## BEGIN

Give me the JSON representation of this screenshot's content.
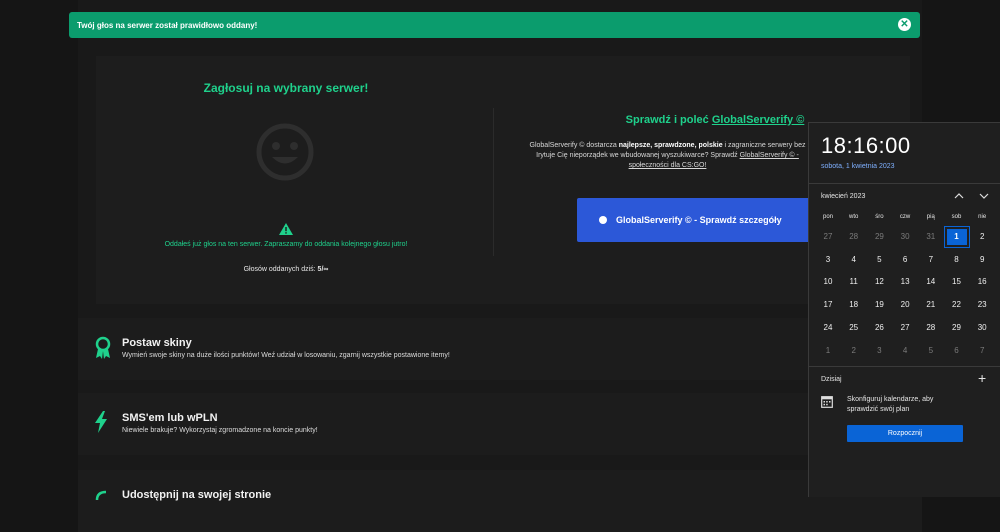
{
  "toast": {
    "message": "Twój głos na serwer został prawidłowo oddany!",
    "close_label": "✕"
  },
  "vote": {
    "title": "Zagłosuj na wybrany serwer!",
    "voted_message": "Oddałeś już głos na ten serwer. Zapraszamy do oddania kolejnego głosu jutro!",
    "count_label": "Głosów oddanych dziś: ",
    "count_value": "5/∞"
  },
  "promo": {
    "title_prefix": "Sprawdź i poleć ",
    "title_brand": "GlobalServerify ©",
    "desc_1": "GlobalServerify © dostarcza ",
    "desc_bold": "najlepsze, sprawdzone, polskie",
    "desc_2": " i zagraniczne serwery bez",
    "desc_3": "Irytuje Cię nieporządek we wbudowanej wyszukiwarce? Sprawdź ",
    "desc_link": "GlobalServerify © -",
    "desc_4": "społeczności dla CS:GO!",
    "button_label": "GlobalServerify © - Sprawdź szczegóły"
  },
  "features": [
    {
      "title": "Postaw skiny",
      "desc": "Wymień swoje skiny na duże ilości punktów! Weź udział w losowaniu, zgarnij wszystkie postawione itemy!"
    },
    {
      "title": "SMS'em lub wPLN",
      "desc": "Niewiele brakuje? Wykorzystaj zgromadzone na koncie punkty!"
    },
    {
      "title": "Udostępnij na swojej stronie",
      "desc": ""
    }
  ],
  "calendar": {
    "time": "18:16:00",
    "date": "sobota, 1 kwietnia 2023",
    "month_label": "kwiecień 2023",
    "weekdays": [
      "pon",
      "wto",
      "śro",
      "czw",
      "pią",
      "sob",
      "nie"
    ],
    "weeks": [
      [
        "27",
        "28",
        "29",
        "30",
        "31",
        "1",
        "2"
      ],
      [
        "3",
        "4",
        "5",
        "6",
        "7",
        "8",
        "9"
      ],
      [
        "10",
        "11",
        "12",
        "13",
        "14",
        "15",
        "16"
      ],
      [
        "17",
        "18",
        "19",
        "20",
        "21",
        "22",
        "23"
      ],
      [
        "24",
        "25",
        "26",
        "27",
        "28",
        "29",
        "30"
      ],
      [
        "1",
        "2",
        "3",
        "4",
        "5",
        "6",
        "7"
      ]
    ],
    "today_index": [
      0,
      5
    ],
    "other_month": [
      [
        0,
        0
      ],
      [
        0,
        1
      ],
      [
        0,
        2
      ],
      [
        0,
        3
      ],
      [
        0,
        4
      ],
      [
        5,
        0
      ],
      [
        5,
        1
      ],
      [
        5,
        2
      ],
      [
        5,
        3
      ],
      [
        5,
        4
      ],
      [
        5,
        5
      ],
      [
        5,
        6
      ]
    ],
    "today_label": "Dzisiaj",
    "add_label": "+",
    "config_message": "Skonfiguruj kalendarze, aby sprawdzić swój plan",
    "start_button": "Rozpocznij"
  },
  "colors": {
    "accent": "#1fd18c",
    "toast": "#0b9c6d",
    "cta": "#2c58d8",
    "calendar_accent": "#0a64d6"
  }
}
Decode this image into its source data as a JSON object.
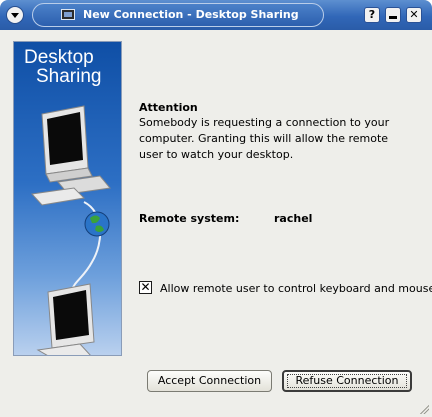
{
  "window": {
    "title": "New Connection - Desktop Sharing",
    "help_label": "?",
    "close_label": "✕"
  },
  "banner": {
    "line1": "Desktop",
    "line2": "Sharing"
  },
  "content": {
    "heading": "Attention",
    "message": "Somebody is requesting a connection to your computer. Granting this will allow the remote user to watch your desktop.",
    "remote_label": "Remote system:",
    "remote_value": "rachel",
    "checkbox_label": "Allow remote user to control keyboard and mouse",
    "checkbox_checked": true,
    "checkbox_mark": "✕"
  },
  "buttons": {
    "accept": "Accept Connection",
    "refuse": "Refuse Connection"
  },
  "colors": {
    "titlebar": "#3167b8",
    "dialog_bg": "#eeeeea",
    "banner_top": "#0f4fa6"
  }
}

## END

**TASK OBJECTIVE**:
Above are the records. Copy exactly, and only, the lines from the line containing "Decode this image" through the last one, omitting any pictures.

**CORRECT ANSWER**:
Decode this image into its source data as a JSON object.
{
  "window": {
    "title": "New Connection - Desktop Sharing",
    "help_label": "?",
    "close_label": "✕"
  },
  "banner": {
    "line1": "Desktop",
    "line2": "Sharing"
  },
  "content": {
    "heading": "Attention",
    "message": "Somebody is requesting a connection to your computer. Granting this will allow the remote user to watch your desktop.",
    "remote_label": "Remote system:",
    "remote_value": "rachel",
    "checkbox_label": "Allow remote user to control keyboard and mouse",
    "checkbox_checked": true,
    "checkbox_mark": "✕"
  },
  "buttons": {
    "accept": "Accept Connection",
    "refuse": "Refuse Connection"
  },
  "colors": {
    "titlebar": "#3167b8",
    "dialog_bg": "#eeeeea",
    "banner_top": "#0f4fa6"
  }
}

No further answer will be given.